Stated goal: State the number of lines with the string "Truth" in them, and nothing else.

Information provided:

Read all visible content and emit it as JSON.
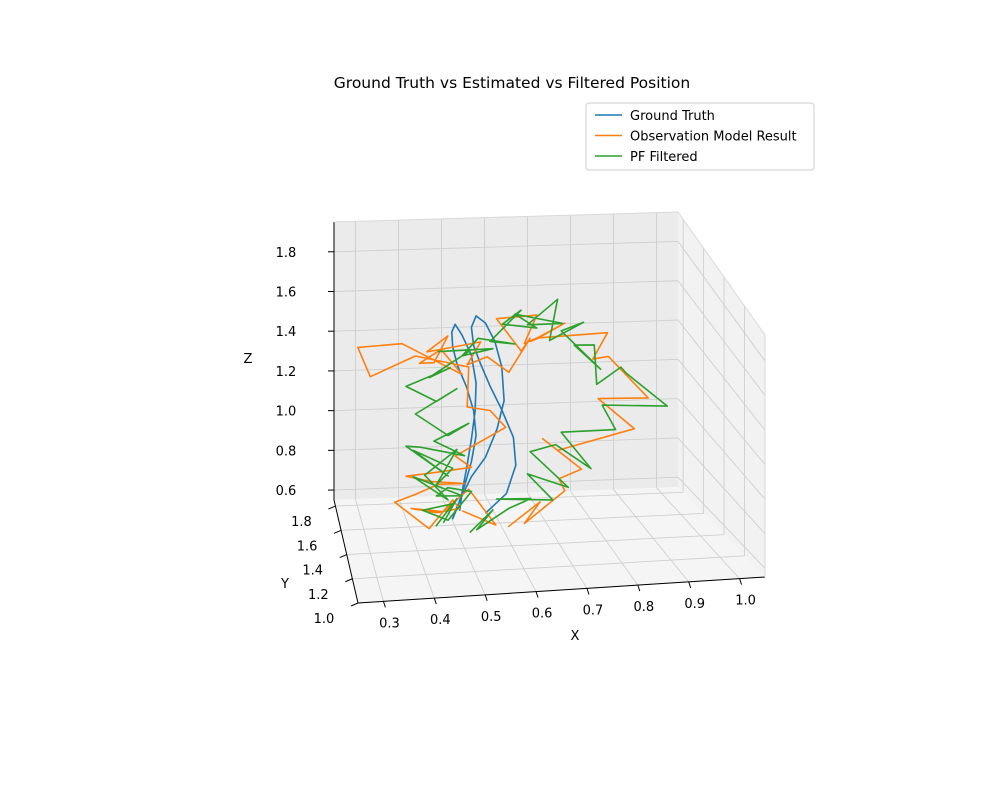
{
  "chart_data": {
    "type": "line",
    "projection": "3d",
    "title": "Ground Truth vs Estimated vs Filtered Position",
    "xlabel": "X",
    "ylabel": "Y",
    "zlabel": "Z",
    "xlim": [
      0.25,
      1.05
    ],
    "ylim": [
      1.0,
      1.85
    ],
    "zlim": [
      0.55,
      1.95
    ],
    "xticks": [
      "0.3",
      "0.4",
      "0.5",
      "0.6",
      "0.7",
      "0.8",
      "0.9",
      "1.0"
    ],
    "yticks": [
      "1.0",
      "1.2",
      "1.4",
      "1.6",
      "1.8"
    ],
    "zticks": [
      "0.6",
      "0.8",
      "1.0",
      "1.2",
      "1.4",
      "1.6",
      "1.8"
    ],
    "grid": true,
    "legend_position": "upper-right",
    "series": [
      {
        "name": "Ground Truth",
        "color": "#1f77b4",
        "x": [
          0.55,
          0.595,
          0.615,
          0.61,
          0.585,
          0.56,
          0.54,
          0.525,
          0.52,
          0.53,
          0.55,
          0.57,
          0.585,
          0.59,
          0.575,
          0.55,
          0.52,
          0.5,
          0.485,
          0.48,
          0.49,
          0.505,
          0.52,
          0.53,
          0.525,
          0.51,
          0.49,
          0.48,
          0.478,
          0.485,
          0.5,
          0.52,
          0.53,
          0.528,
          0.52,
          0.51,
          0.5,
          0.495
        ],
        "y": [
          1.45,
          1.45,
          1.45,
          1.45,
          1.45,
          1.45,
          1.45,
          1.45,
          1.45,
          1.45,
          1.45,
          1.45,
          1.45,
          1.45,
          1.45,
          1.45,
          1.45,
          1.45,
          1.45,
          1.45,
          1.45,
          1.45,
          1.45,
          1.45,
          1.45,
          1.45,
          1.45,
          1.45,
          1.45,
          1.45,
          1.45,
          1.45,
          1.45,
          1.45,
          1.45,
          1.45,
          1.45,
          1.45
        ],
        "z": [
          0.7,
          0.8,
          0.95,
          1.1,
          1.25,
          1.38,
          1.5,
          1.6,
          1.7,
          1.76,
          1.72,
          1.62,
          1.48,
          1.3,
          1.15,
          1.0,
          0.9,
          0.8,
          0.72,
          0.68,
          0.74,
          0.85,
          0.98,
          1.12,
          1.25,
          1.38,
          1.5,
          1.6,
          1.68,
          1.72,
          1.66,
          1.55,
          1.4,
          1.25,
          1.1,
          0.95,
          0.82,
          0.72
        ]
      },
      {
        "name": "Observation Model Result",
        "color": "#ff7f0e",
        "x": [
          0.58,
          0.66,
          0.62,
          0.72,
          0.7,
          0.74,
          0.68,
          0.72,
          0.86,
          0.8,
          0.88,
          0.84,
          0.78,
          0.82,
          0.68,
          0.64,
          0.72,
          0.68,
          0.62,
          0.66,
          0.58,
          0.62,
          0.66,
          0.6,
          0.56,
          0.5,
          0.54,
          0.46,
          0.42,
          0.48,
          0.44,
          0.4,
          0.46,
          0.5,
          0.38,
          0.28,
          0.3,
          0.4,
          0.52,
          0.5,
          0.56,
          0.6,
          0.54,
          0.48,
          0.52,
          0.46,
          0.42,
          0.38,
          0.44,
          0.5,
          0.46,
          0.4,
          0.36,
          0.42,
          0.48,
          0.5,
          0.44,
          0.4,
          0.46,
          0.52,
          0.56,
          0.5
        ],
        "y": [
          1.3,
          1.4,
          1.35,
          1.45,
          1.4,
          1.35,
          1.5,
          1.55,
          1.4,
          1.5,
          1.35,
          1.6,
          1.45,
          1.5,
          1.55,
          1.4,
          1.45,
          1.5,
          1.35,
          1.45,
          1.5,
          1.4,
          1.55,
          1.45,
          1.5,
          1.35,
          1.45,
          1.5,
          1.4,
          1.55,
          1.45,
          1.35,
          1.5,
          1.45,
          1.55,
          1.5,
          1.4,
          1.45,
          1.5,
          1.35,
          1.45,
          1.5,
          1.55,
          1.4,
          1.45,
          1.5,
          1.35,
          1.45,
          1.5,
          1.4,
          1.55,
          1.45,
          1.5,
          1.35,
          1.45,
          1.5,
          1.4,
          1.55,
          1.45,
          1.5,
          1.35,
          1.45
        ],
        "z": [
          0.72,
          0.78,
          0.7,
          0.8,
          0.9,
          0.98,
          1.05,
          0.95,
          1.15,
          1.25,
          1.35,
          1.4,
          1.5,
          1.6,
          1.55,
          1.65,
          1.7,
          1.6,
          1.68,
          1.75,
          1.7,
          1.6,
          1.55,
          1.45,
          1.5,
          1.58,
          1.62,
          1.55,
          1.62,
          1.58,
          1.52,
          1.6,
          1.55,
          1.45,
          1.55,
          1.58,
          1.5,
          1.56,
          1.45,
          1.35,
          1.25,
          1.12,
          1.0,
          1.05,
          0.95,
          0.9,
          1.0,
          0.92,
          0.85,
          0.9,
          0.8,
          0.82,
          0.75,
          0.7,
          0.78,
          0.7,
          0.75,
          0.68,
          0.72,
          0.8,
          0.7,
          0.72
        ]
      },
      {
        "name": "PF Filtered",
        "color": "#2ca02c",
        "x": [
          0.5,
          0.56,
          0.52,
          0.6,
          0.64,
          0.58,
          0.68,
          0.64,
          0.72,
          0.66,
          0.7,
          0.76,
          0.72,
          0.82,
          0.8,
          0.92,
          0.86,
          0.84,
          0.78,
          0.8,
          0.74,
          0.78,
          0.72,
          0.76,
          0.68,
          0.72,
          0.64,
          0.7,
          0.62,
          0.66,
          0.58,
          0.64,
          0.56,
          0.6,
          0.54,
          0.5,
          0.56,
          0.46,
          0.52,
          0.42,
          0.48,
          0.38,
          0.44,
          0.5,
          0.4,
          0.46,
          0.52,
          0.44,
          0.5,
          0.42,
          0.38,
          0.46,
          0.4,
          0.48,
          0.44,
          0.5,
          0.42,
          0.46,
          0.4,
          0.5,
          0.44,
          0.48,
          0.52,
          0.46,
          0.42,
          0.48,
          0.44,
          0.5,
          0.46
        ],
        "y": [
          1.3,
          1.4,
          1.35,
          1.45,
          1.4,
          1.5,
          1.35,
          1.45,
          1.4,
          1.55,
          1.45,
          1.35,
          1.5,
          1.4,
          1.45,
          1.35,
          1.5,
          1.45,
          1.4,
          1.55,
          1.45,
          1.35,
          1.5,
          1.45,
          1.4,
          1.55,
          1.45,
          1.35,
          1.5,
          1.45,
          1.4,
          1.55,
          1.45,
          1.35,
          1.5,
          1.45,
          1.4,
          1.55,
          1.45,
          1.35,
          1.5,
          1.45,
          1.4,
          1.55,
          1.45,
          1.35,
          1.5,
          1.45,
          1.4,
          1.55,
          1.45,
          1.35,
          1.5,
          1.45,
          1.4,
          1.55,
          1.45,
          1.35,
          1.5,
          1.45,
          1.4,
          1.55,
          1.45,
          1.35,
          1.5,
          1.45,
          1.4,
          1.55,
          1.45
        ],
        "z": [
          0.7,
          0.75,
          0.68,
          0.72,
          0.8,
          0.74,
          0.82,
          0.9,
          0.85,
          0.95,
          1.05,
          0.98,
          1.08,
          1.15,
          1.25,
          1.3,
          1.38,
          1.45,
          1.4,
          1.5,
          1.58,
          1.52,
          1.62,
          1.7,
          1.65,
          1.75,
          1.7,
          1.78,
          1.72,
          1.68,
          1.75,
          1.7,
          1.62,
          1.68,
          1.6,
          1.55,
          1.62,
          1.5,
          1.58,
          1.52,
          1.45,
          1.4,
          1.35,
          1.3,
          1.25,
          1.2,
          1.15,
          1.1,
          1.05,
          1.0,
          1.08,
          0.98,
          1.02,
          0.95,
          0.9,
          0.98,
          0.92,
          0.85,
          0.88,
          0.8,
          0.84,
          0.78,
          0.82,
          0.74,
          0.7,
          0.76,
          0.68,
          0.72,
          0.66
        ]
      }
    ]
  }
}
* * *
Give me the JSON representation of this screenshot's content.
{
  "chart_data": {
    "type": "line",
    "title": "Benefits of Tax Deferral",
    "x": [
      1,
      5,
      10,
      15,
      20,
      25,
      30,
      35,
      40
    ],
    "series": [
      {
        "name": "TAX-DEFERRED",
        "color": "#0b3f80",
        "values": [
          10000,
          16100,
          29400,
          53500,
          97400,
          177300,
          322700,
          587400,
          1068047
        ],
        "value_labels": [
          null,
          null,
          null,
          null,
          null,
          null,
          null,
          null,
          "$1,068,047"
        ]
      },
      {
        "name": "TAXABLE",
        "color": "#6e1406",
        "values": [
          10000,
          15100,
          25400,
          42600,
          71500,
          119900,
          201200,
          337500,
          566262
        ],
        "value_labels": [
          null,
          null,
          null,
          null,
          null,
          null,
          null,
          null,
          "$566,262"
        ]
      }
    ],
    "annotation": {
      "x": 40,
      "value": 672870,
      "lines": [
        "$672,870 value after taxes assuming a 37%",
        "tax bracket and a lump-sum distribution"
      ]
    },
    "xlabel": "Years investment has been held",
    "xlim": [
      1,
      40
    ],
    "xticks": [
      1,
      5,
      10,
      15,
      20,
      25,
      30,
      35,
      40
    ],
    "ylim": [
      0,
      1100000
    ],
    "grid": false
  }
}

Problem solution: 2